* Goal:
Every record below should be printed exactly as given.

[start]

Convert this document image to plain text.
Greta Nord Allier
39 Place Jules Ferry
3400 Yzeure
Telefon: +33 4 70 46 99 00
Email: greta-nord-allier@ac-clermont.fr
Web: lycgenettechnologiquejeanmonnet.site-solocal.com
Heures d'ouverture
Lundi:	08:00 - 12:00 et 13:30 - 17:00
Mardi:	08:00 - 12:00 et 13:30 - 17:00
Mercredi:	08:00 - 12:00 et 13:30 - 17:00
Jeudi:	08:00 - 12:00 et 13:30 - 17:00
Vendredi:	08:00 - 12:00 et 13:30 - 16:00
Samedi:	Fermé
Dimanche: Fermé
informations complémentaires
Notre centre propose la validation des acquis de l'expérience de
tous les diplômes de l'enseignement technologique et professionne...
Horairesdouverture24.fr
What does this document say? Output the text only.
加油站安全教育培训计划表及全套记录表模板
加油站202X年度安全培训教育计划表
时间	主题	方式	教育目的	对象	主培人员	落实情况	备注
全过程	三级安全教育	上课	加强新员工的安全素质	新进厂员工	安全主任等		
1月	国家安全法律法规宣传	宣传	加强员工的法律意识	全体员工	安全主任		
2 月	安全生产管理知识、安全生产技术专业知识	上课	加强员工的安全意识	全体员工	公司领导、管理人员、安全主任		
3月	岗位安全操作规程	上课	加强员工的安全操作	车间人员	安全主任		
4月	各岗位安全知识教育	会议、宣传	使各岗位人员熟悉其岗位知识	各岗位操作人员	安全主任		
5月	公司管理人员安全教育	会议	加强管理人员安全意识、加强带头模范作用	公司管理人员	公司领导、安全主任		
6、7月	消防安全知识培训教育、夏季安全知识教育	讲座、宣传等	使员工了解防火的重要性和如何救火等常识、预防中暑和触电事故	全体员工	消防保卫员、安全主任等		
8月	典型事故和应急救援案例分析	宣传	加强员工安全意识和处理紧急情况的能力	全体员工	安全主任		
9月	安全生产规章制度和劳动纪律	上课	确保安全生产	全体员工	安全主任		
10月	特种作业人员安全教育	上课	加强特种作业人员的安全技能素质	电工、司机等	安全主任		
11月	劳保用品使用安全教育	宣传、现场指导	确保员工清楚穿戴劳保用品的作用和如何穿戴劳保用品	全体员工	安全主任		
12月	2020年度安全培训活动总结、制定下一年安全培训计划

[end]

* Answer for the task:
Convert this document image to plain text.
Greta Nord Allier
39 Place Jules Ferry
3400 Yzeure
Telefon: +33 4 70 46 99 00
Email: greta-nord-allier@ac-clermont.fr
Web: lycgenettechnologiquejeanmonnet.site-solocal.com
Heures d'ouverture
Lundi:	08:00 - 12:00 et 13:30 - 17:00
Mardi:	08:00 - 12:00 et 13:30 - 17:00
Mercredi:	08:00 - 12:00 et 13:30 - 17:00
Jeudi:	08:00 - 12:00 et 13:30 - 17:00
Vendredi:	08:00 - 12:00 et 13:30 - 16:00
Samedi:	Fermé
Dimanche: Fermé
informations complémentaires
Notre centre propose la validation des acquis de l'expérience de
tous les diplômes de l'enseignement technologique et professionne...
Horairesdouverture24.fr
What does this document say? Output the text only.
加油站安全教育培训计划表及全套记录表模板
加油站202X年度安全培训教育计划表
时间	主题	方式	教育目的	对象	主培人员	落实情况	备注
全过程	三级安全教育	上课	加强新员工的安全素质	新进厂员工	安全主任等		
1月	国家安全法律法规宣传	宣传	加强员工的法律意识	全体员工	安全主任		
2 月	安全生产管理知识、安全生产技术专业知识	上课	加强员工的安全意识	全体员工	公司领导、管理人员、安全主任		
3月	岗位安全操作规程	上课	加强员工的安全操作	车间人员	安全主任		
4月	各岗位安全知识教育	会议、宣传	使各岗位人员熟悉其岗位知识	各岗位操作人员	安全主任		
5月	公司管理人员安全教育	会议	加强管理人员安全意识、加强带头模范作用	公司管理人员	公司领导、安全主任		
6、7月	消防安全知识培训教育、夏季安全知识教育	讲座、宣传等	使员工了解防火的重要性和如何救火等常识、预防中暑和触电事故	全体员工	消防保卫员、安全主任等		
8月	典型事故和应急救援案例分析	宣传	加强员工安全意识和处理紧急情况的能力	全体员工	安全主任		
9月	安全生产规章制度和劳动纪律	上课	确保安全生产	全体员工	安全主任		
10月	特种作业人员安全教育	上课	加强特种作业人员的安全技能素质	电工、司机等	安全主任		
11月	劳保用品使用安全教育	宣传、现场指导	确保员工清楚穿戴劳保用品的作用和如何穿戴劳保用品	全体员工	安全主任		
12月	2020年度安全培训活动总结、制定下一年安全培训计划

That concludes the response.